(REQUIRED WORK) Print, unchanged, the rows that run from the first row through the row that contains "grip-glow <box>399 270 405 276</box>", with both of those rows included.

>> Start INPUT MATERIAL

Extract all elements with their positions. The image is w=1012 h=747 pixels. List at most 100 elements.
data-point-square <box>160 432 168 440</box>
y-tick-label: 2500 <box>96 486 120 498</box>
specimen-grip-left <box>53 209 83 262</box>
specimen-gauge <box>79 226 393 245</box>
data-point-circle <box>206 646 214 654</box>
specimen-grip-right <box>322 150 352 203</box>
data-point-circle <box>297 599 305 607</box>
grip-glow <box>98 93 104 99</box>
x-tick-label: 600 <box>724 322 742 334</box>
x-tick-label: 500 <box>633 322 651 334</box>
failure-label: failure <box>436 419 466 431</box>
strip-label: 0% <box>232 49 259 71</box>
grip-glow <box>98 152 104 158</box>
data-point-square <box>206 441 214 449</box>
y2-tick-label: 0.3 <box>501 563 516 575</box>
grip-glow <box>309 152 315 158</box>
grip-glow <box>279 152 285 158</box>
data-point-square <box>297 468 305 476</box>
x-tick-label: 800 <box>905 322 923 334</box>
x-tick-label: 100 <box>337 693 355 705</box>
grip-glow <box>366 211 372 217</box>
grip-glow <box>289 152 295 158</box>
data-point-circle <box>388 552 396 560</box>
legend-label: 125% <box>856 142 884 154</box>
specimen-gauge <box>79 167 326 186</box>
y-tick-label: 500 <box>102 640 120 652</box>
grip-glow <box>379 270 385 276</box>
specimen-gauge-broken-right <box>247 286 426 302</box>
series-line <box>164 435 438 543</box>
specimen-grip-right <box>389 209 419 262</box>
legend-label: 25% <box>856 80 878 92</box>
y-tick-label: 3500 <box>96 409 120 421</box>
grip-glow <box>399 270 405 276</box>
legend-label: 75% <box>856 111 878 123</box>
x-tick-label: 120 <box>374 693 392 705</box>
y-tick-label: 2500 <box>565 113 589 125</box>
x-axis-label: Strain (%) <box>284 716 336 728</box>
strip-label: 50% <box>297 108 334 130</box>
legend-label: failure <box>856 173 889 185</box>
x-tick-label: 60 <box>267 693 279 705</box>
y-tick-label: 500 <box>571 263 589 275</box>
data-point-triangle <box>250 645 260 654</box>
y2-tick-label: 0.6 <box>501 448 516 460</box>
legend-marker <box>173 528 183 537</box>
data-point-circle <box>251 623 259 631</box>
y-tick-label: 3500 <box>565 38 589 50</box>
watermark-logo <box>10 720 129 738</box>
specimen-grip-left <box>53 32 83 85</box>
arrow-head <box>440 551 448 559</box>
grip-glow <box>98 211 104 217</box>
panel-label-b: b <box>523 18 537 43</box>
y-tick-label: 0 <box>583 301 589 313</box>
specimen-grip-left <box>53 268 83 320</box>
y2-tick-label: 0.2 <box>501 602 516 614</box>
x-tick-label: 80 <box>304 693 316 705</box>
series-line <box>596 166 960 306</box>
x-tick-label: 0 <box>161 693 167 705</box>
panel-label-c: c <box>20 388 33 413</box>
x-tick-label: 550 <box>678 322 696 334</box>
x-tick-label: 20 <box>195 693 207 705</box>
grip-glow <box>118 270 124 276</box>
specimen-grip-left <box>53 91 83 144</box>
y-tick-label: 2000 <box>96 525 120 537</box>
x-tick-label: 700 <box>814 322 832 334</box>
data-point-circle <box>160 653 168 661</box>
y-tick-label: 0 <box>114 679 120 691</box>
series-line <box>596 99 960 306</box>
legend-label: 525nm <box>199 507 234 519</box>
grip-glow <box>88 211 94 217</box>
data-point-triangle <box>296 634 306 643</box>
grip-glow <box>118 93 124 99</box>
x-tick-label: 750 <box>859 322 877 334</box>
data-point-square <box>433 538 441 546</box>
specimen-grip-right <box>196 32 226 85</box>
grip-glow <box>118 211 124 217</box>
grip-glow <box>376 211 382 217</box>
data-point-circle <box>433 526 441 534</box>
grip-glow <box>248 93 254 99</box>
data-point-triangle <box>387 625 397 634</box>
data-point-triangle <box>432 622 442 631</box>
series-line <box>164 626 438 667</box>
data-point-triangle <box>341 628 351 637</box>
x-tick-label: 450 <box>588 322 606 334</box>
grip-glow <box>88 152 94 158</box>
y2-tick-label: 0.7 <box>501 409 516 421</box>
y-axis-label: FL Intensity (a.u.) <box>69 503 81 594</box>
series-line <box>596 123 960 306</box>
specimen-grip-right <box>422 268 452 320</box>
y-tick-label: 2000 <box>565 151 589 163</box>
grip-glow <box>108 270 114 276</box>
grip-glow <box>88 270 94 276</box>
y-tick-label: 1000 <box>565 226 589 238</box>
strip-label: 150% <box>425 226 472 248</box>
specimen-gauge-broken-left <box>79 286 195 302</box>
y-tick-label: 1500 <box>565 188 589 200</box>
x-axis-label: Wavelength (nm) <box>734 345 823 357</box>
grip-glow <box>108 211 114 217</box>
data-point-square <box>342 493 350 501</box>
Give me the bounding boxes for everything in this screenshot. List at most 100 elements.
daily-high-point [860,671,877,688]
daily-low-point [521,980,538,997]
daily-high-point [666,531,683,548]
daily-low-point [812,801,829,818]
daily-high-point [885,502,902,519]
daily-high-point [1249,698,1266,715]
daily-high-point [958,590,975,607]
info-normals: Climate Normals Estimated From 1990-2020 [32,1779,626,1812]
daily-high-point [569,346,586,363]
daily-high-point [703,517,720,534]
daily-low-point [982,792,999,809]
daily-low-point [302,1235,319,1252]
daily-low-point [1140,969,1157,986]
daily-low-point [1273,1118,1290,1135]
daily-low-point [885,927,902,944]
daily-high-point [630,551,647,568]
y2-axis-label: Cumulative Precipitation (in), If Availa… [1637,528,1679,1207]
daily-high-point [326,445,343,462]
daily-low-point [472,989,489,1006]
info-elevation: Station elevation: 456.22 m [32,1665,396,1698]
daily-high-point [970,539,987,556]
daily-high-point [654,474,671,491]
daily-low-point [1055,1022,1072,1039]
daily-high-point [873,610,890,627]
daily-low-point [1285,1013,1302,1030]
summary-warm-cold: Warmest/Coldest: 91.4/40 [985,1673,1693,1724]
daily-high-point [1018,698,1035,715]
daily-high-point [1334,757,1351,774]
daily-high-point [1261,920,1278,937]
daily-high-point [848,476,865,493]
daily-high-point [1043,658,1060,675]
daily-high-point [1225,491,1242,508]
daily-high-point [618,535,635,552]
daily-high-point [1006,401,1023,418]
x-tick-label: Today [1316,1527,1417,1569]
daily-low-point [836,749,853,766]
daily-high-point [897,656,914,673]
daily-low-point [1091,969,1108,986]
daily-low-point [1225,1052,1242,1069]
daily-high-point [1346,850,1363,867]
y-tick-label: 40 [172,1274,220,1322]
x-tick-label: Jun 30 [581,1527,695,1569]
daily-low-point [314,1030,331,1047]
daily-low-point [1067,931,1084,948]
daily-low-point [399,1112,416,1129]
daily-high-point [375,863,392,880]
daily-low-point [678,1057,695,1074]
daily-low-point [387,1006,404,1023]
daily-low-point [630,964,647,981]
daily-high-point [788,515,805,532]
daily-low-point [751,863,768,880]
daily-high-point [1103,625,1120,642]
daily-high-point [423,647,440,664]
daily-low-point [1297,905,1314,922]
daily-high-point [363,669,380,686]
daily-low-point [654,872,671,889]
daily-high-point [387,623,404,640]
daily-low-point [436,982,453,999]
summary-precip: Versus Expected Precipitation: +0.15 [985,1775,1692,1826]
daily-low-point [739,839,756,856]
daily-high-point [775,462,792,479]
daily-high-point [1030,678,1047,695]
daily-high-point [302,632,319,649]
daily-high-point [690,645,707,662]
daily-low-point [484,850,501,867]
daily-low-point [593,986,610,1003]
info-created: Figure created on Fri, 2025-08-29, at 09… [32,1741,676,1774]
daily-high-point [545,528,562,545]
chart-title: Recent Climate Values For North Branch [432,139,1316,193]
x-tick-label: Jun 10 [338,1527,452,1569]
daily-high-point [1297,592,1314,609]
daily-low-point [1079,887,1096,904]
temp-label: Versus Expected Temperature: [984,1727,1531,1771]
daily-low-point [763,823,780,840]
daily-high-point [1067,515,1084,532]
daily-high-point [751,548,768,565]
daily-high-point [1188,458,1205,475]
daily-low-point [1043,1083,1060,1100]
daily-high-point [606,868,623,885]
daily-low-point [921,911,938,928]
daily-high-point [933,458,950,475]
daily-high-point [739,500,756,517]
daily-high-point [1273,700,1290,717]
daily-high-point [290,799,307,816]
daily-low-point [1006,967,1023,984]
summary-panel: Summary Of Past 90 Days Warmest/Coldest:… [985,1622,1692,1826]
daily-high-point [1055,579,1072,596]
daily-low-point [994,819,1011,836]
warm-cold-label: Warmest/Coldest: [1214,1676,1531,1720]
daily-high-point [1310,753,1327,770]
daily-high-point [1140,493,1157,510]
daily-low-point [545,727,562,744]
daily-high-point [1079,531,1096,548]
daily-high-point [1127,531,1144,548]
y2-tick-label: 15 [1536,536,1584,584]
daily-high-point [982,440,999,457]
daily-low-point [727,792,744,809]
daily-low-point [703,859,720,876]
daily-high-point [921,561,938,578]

>> End INPUT MATERIAL

(TASK OUTPUT)
Extract all elements with their positions. The image is w=1012 h=747 pixels. List at most 100 elements.
data-point-square <box>160 432 168 440</box>
y-tick-label: 2500 <box>96 486 120 498</box>
specimen-grip-left <box>53 209 83 262</box>
specimen-gauge <box>79 226 393 245</box>
data-point-circle <box>206 646 214 654</box>
specimen-grip-right <box>322 150 352 203</box>
data-point-circle <box>297 599 305 607</box>
grip-glow <box>98 93 104 99</box>
x-tick-label: 600 <box>724 322 742 334</box>
x-tick-label: 500 <box>633 322 651 334</box>
failure-label: failure <box>436 419 466 431</box>
strip-label: 0% <box>232 49 259 71</box>
grip-glow <box>98 152 104 158</box>
data-point-square <box>206 441 214 449</box>
y2-tick-label: 0.3 <box>501 563 516 575</box>
grip-glow <box>309 152 315 158</box>
grip-glow <box>279 152 285 158</box>
data-point-square <box>297 468 305 476</box>
x-tick-label: 800 <box>905 322 923 334</box>
x-tick-label: 100 <box>337 693 355 705</box>
grip-glow <box>366 211 372 217</box>
grip-glow <box>289 152 295 158</box>
data-point-circle <box>388 552 396 560</box>
legend-label: 125% <box>856 142 884 154</box>
specimen-gauge <box>79 167 326 186</box>
y-tick-label: 500 <box>102 640 120 652</box>
grip-glow <box>379 270 385 276</box>
specimen-gauge-broken-right <box>247 286 426 302</box>
series-line <box>164 435 438 543</box>
specimen-grip-right <box>389 209 419 262</box>
legend-label: 25% <box>856 80 878 92</box>
y-tick-label: 3500 <box>96 409 120 421</box>
grip-glow <box>399 270 405 276</box>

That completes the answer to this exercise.